-- start Available data --

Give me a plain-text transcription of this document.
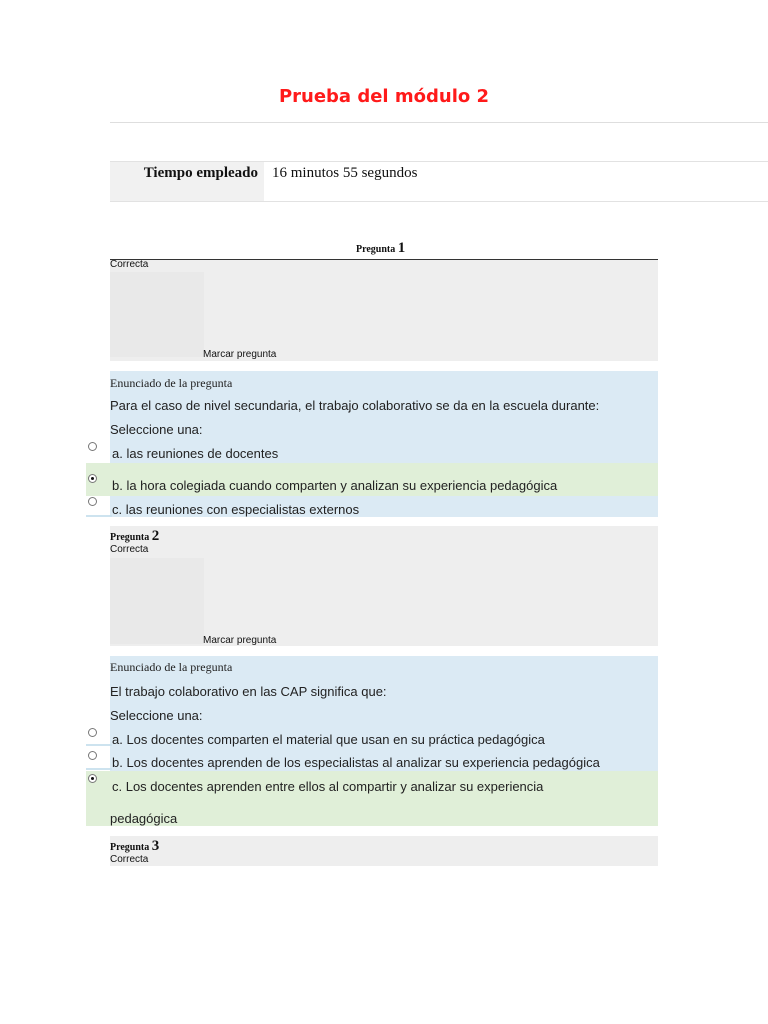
Prueba del módulo 2
Tiempo empleado 16 minutos 55 segundos
Pregunta 1
Correcta
Marcar pregunta
Enunciado de la pregunta
Para el caso de nivel secundaria, el trabajo colaborativo se da en la escuela durante:
Seleccione una:
a. las reuniones de docentes
b. la hora colegiada cuando comparten y analizan su experiencia pedagógica
c. las reuniones con especialistas externos
Pregunta 2
Correcta
Marcar pregunta
Enunciado de la pregunta
El trabajo colaborativo en las CAP significa que:
Seleccione una:
a. Los docentes comparten el material que usan en su práctica pedagógica
b. Los docentes aprenden de los especialistas al analizar su experiencia pedagógica
c. Los docentes aprenden entre ellos al compartir y analizar su experiencia
pedagógica
Pregunta 3
Correcta
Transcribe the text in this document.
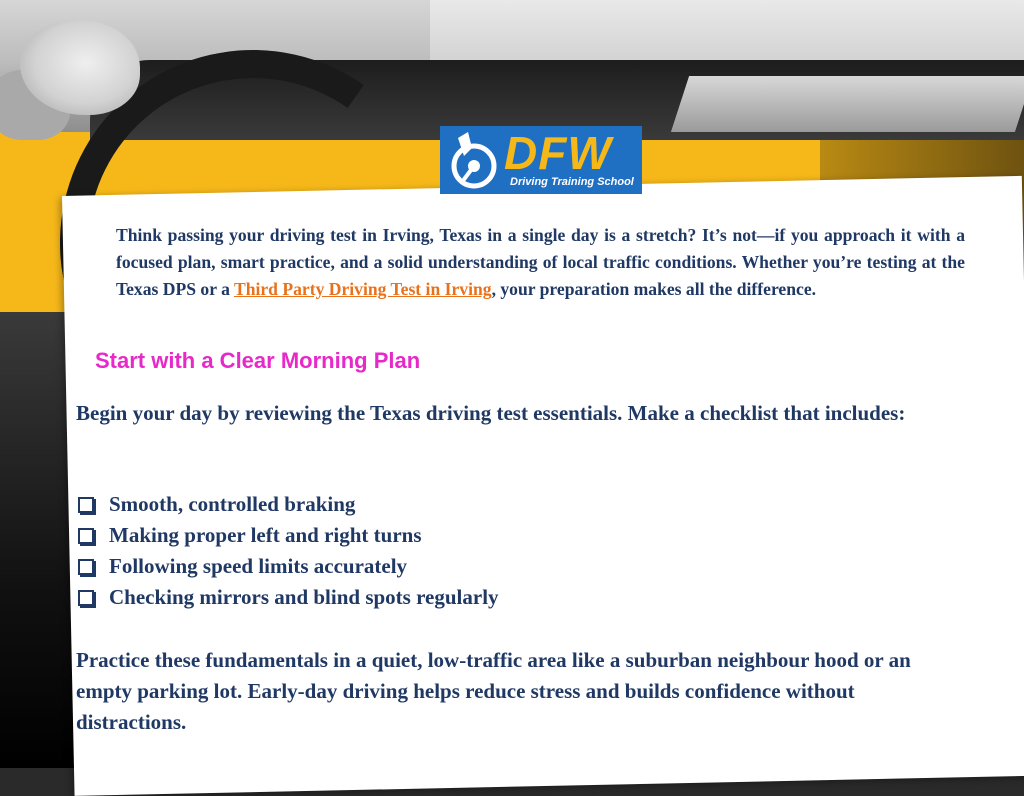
DFW
Driving Training School

Think passing your driving test in Irving, Texas in a single day is a stretch? It’s not—if you approach it with a focused plan, smart practice, and a solid understanding of local traffic conditions. Whether you’re testing at the Texas DPS or a Third Party Driving Test in Irving, your preparation makes all the difference.

Start with a Clear Morning Plan

Begin your day by reviewing the Texas driving test essentials. Make a checklist that includes:

Smooth, controlled braking
Making proper left and right turns
Following speed limits accurately
Checking mirrors and blind spots regularly

Practice these fundamentals in a quiet, low-traffic area like a suburban neighbour hood or an empty parking lot. Early-day driving helps reduce stress and builds confidence without distractions.
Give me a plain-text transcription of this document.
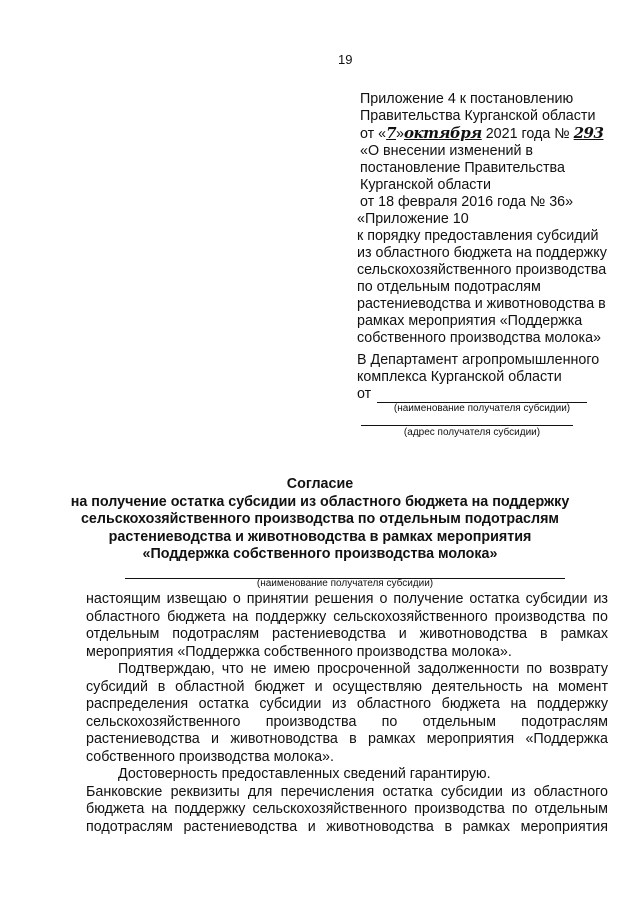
19
Приложение 4 к постановлению
Правительства Курганской области
от «7»октября 2021 года № 293
«О внесении изменений в
постановление Правительства
Курганской области
от 18 февраля 2016 года № 36»
«Приложение 10
к порядку предоставления субсидий
из областного бюджета на поддержку
сельскохозяйственного производства
по отдельным подотраслям
растениеводства и животноводства в
рамках мероприятия «Поддержка
собственного производства молока»
В Департамент агропромышленного
комплекса Курганской области
от
(наименование получателя субсидии)
(адрес получателя субсидии)
Согласие
на получение остатка субсидии из областного бюджета на поддержку
сельскохозяйственного производства по отдельным подотраслям
растениеводства и животноводства в рамках мероприятия
«Поддержка собственного производства молока»
(наименование получателя субсидии)

настоящим извещаю о принятии решения о получение остатка субсидии из областного бюджета на поддержку сельскохозяйственного производства по отдельным подотраслям растениеводства и животноводства в рамках мероприятия «Поддержка собственного производства молока».

Подтверждаю, что не имею просроченной задолженности по возврату субсидий в областной бюджет и осуществляю деятельность на момент распределения остатка субсидии из областного бюджета на поддержку сельскохозяйственного производства по отдельным подотраслям растениеводства и животноводства в рамках мероприятия «Поддержка собственного производства молока».

Достоверность предоставленных сведений гарантирую.

Банковские реквизиты для перечисления остатка субсидии из областного бюджета на поддержку сельскохозяйственного производства по отдельным подотраслям растениеводства и животноводства в рамках мероприятия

-- end Available data --

### [Stated task]
Retype all entries exactly as they appear, dropping the images.

### [The output]
Give me a plain-text transcription of this document.
Prueba del módulo 2
Tiempo empleado 16 minutos 55 segundos
Pregunta 1
Correcta
Marcar pregunta
Enunciado de la pregunta
Para el caso de nivel secundaria, el trabajo colaborativo se da en la escuela durante:
Seleccione una:
a. las reuniones de docentes
b. la hora colegiada cuando comparten y analizan su experiencia pedagógica
c. las reuniones con especialistas externos
Pregunta 2
Correcta
Marcar pregunta
Enunciado de la pregunta
El trabajo colaborativo en las CAP significa que:
Seleccione una:
a. Los docentes comparten el material que usan en su práctica pedagógica
b. Los docentes aprenden de los especialistas al analizar su experiencia pedagógica
c. Los docentes aprenden entre ellos al compartir y analizar su experiencia
pedagógica
Pregunta 3
Correcta
Transcribe the text in this document.
DFW
Driving Training School

Think passing your driving test in Irving, Texas in a single day is a stretch? It’s not—if you approach it with a focused plan, smart practice, and a solid understanding of local traffic conditions. Whether you’re testing at the Texas DPS or a Third Party Driving Test in Irving, your preparation makes all the difference.

Start with a Clear Morning Plan

Begin your day by reviewing the Texas driving test essentials. Make a checklist that includes:

Smooth, controlled braking
Making proper left and right turns
Following speed limits accurately
Checking mirrors and blind spots regularly

Practice these fundamentals in a quiet, low-traffic area like a suburban neighbour hood or an empty parking lot. Early-day driving helps reduce stress and builds confidence without distractions.
Give me a plain-text transcription of this document.
19
Приложение 4 к постановлению
Правительства Курганской области
от «7»октября 2021 года № 293
«О внесении изменений в
постановление Правительства
Курганской области
от 18 февраля 2016 года № 36»
«Приложение 10
к порядку предоставления субсидий
из областного бюджета на поддержку
сельскохозяйственного производства
по отдельным подотраслям
растениеводства и животноводства в
рамках мероприятия «Поддержка
собственного производства молока»
В Департамент агропромышленного
комплекса Курганской области
от
(наименование получателя субсидии)
(адрес получателя субсидии)
Согласие
на получение остатка субсидии из областного бюджета на поддержку
сельскохозяйственного производства по отдельным подотраслям
растениеводства и животноводства в рамках мероприятия
«Поддержка собственного производства молока»
(наименование получателя субсидии)

настоящим извещаю о принятии решения о получение остатка субсидии из областного бюджета на поддержку сельскохозяйственного производства по отдельным подотраслям растениеводства и животноводства в рамках мероприятия «Поддержка собственного производства молока».

Подтверждаю, что не имею просроченной задолженности по возврату субсидий в областной бюджет и осуществляю деятельность на момент распределения остатка субсидии из областного бюджета на поддержку сельскохозяйственного производства по отдельным подотраслям растениеводства и животноводства в рамках мероприятия «Поддержка собственного производства молока».

Достоверность предоставленных сведений гарантирую.

Банковские реквизиты для перечисления остатка субсидии из областного бюджета на поддержку сельскохозяйственного производства по отдельным подотраслям растениеводства и животноводства в рамках мероприятия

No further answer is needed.